Textauszug:
Die Anträge zu dieser Debatte zeigen das. Ja, die Grünen haben all das vorgelegt, was sie sich einmal zur Landwirtschaft überlegt haben. Aber die Ursachen der Probleme sind aus linker Sicht viel grundsätzlicher. Selbst wenn alle sinnvollen Forderungen umgesetzt würden, wäre manches vielleicht besser, aber doch längst nicht alles gut. Es geht doch längst nicht mehr nur darum, dass das eine oder andere Schräubchen nicht mehr richtig fasst. Nein, das ganze System stottert, das System ist falsch,

(Beifall bei der LINKEN)

weil immer weniger Konzerne über Saatgut, Molkereien, Schlachthöfe und Supermärkte bestimmten, darüber, was im Stall und auf dem Feld passiert. Und sie profitieren von diesem System, das Mensch und Natur ausbeutet. Wer das wirklich ändern will, muss deshalb die Strukturen infrage stellen und, wenigstens in einem ersten Schritt, ihre Macht begrenzen.

(Beifall bei der LINKEN)

So wie jetzt darf es jedenfalls nicht weitergehen. Gerade in den ländlichen Räumen und in der Land-, Forst- und Fischereiwirtschaft rächt sich dieser Systemfehler besonders.

Gezeigte Einträge:
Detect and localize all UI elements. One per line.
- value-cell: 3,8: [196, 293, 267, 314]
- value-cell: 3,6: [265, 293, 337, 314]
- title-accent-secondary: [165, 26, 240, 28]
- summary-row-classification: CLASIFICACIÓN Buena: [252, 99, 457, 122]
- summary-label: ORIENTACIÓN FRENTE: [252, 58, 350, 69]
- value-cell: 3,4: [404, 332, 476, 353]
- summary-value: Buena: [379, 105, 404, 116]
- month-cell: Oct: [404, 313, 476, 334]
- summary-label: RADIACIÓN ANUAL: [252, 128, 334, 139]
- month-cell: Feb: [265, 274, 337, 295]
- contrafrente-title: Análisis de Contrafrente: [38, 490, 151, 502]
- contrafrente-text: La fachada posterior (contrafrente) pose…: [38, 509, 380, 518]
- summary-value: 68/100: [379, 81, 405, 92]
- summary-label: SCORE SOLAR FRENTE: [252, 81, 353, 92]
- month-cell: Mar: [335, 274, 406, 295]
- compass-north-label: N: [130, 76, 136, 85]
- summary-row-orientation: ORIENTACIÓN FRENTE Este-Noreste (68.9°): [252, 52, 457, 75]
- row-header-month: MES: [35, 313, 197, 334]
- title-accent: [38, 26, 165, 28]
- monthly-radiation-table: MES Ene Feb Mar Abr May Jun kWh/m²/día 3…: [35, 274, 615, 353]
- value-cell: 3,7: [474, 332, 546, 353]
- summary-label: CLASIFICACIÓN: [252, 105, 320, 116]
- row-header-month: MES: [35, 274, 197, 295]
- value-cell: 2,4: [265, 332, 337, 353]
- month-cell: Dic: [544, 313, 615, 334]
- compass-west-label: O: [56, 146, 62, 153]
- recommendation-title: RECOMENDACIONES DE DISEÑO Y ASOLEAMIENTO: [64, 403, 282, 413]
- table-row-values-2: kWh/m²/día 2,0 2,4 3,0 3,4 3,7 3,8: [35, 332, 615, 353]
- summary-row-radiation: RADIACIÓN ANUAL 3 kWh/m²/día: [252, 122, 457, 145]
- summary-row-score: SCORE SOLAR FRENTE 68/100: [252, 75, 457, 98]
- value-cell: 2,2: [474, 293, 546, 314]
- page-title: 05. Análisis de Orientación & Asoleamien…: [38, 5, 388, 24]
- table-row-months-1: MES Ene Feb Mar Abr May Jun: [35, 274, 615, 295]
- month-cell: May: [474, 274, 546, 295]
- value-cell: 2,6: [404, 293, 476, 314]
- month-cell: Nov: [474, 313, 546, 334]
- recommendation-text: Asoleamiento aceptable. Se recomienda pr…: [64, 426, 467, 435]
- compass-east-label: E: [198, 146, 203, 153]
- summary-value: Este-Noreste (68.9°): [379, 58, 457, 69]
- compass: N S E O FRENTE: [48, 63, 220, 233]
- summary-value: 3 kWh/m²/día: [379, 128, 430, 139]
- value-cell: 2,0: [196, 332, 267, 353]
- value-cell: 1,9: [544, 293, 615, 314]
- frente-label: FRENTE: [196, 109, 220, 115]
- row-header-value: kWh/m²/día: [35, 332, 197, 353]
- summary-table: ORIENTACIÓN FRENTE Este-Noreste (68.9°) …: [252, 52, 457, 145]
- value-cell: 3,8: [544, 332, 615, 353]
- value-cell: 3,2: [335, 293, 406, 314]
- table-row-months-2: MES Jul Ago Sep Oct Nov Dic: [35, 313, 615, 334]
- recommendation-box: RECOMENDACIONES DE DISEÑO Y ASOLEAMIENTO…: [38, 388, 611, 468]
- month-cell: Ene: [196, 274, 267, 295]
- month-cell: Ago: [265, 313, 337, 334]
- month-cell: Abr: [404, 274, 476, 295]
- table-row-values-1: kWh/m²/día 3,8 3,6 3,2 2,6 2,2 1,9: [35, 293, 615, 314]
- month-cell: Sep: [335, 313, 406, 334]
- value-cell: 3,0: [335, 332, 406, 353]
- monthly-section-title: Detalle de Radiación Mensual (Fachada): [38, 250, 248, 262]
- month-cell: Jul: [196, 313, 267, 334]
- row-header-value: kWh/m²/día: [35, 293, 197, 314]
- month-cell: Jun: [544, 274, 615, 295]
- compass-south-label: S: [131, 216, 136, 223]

Aufgabenziel: Kopiere aus dem Textauszug zur Landwirtschaft alles von „So wie jetzt“ bis hinunter zu „dieser Systemfehler besonders.“ wortgetreu.

Ausgabe:
So wie jetzt darf es jedenfalls nicht weitergehen. Gerade in den ländlichen Räumen und in der Land-, Forst- und Fischereiwirtschaft rächt sich dieser Systemfehler besonders.